» TASK DESCRIPTION: Below is a set of records. Repeat all of them exactly.

□ □ □

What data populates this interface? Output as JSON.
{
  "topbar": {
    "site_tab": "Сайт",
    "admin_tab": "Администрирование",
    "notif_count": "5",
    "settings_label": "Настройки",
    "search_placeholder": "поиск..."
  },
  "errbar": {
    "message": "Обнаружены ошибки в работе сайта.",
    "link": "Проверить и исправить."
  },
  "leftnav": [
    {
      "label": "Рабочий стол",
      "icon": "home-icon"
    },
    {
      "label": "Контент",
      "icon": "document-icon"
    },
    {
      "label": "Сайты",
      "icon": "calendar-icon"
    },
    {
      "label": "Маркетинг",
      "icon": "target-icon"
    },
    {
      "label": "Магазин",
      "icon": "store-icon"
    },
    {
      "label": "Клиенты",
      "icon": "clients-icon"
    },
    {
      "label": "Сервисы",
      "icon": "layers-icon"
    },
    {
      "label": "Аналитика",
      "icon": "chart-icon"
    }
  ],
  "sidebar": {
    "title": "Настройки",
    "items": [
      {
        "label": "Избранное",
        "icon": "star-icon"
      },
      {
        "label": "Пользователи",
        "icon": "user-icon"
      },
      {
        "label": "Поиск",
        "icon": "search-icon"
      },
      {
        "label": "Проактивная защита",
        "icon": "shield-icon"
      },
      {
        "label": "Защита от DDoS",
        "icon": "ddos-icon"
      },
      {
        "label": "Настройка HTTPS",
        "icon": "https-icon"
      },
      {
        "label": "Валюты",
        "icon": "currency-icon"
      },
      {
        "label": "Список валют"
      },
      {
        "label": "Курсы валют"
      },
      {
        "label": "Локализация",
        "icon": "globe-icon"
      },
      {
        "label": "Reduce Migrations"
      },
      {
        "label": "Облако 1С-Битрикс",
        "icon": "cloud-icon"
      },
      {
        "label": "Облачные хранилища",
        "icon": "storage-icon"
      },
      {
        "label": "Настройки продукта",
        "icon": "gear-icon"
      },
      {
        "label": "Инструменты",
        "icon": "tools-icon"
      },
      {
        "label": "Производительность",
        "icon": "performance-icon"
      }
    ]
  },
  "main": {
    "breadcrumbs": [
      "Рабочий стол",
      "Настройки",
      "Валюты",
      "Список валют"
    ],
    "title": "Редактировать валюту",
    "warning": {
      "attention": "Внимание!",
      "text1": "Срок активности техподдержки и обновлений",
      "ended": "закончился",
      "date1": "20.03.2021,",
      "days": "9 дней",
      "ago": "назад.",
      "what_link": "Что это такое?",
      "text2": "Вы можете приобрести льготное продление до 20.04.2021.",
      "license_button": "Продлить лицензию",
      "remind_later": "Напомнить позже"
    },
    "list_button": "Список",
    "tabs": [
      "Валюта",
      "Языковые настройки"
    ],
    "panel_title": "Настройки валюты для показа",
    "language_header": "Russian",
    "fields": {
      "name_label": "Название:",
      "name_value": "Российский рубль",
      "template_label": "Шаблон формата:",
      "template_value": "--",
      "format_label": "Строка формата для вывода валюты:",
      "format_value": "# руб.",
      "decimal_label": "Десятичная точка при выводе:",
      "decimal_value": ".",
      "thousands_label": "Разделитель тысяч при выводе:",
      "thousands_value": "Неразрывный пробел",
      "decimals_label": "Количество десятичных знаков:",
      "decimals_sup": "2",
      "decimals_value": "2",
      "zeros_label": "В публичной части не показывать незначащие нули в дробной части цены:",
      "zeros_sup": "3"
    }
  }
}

□ □ □

» FINISHED ANSWER:
What data populates this interface? Output as JSON.
{
  "topbar": {
    "site_tab": "Сайт",
    "admin_tab": "Администрирование",
    "notif_count": "5",
    "settings_label": "Настройки",
    "search_placeholder": "поиск..."
  },
  "errbar": {
    "message": "Обнаружены ошибки в работе сайта.",
    "link": "Проверить и исправить."
  },
  "leftnav": [
    {
      "label": "Рабочий стол",
      "icon": "home-icon"
    },
    {
      "label": "Контент",
      "icon": "document-icon"
    },
    {
      "label": "Сайты",
      "icon": "calendar-icon"
    },
    {
      "label": "Маркетинг",
      "icon": "target-icon"
    },
    {
      "label": "Магазин",
      "icon": "store-icon"
    },
    {
      "label": "Клиенты",
      "icon": "clients-icon"
    },
    {
      "label": "Сервисы",
      "icon": "layers-icon"
    },
    {
      "label": "Аналитика",
      "icon": "chart-icon"
    }
  ],
  "sidebar": {
    "title": "Настройки",
    "items": [
      {
        "label": "Избранное",
        "icon": "star-icon"
      },
      {
        "label": "Пользователи",
        "icon": "user-icon"
      },
      {
        "label": "Поиск",
        "icon": "search-icon"
      },
      {
        "label": "Проактивная защита",
        "icon": "shield-icon"
      },
      {
        "label": "Защита от DDoS",
        "icon": "ddos-icon"
      },
      {
        "label": "Настройка HTTPS",
        "icon": "https-icon"
      },
      {
        "label": "Валюты",
        "icon": "currency-icon"
      },
      {
        "label": "Список валют"
      },
      {
        "label": "Курсы валют"
      },
      {
        "label": "Локализация",
        "icon": "globe-icon"
      },
      {
        "label": "Reduce Migrations"
      },
      {
        "label": "Облако 1С-Битрикс",
        "icon": "cloud-icon"
      },
      {
        "label": "Облачные хранилища",
        "icon": "storage-icon"
      },
      {
        "label": "Настройки продукта",
        "icon": "gear-icon"
      },
      {
        "label": "Инструменты",
        "icon": "tools-icon"
      },
      {
        "label": "Производительность",
        "icon": "performance-icon"
      }
    ]
  },
  "main": {
    "breadcrumbs": [
      "Рабочий стол",
      "Настройки",
      "Валюты",
      "Список валют"
    ],
    "title": "Редактировать валюту",
    "warning": {
      "attention": "Внимание!",
      "text1": "Срок активности техподдержки и обновлений",
      "ended": "закончился",
      "date1": "20.03.2021,",
      "days": "9 дней",
      "ago": "назад.",
      "what_link": "Что это такое?",
      "text2": "Вы можете приобрести льготное продление до 20.04.2021.",
      "license_button": "Продлить лицензию",
      "remind_later": "Напомнить позже"
    },
    "list_button": "Список",
    "tabs": [
      "Валюта",
      "Языковые настройки"
    ],
    "panel_title": "Настройки валюты для показа",
    "language_header": "Russian",
    "fields": {
      "name_label": "Название:",
      "name_value": "Российский рубль",
      "template_label": "Шаблон формата:",
      "template_value": "--",
      "format_label": "Строка формата для вывода валюты:",
      "format_value": "# руб.",
      "decimal_label": "Десятичная точка при выводе:",
      "decimal_value": ".",
      "thousands_label": "Разделитель тысяч при выводе:",
      "thousands_value": "Неразрывный пробел",
      "decimals_label": "Количество десятичных знаков:",
      "decimals_sup": "2",
      "decimals_value": "2",
      "zeros_label": "В публичной части не показывать незначащие нули в дробной части цены:",
      "zeros_sup": "3"
    }
  }
}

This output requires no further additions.